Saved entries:

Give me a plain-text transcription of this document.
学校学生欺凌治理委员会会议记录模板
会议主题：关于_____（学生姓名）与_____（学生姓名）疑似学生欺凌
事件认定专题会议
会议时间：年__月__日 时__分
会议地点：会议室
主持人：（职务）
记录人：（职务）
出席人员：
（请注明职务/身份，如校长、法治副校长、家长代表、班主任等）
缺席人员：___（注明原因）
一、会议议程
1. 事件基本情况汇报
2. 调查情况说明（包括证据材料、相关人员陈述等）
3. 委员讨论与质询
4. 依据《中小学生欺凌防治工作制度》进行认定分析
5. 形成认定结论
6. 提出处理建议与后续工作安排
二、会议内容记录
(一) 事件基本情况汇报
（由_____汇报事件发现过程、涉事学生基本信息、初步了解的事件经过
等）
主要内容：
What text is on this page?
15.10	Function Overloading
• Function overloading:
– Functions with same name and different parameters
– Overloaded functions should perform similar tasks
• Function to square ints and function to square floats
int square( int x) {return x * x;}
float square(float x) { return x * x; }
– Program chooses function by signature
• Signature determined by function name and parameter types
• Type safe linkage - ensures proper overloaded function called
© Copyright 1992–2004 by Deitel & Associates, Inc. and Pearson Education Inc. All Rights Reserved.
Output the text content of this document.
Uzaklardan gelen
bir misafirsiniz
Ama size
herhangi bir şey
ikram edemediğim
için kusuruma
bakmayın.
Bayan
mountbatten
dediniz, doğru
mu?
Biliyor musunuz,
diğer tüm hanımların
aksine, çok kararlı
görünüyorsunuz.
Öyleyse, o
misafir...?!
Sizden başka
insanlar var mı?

▶ [Problem description]: Type the material above out again, exactly.

▶ [Task response]:
Give me a plain-text transcription of this document.
学校学生欺凌治理委员会会议记录模板
会议主题：关于_____（学生姓名）与_____（学生姓名）疑似学生欺凌
事件认定专题会议
会议时间：年__月__日 时__分
会议地点：会议室
主持人：（职务）
记录人：（职务）
出席人员：
（请注明职务/身份，如校长、法治副校长、家长代表、班主任等）
缺席人员：___（注明原因）
一、会议议程
1. 事件基本情况汇报
2. 调查情况说明（包括证据材料、相关人员陈述等）
3. 委员讨论与质询
4. 依据《中小学生欺凌防治工作制度》进行认定分析
5. 形成认定结论
6. 提出处理建议与后续工作安排
二、会议内容记录
(一) 事件基本情况汇报
（由_____汇报事件发现过程、涉事学生基本信息、初步了解的事件经过
等）
主要内容：
What text is on this page?
15.10	Function Overloading
• Function overloading:
– Functions with same name and different parameters
– Overloaded functions should perform similar tasks
• Function to square ints and function to square floats
int square( int x) {return x * x;}
float square(float x) { return x * x; }
– Program chooses function by signature
• Signature determined by function name and parameter types
• Type safe linkage - ensures proper overloaded function called
© Copyright 1992–2004 by Deitel & Associates, Inc. and Pearson Education Inc. All Rights Reserved.
Output the text content of this document.
Uzaklardan gelen
bir misafirsiniz
Ama size
herhangi bir şey
ikram edemediğim
için kusuruma
bakmayın.
Bayan
mountbatten
dediniz, doğru
mu?
Biliyor musunuz,
diğer tüm hanımların
aksine, çok kararlı
görünüyorsunuz.
Öyleyse, o
misafir...?!
Sizden başka
insanlar var mı?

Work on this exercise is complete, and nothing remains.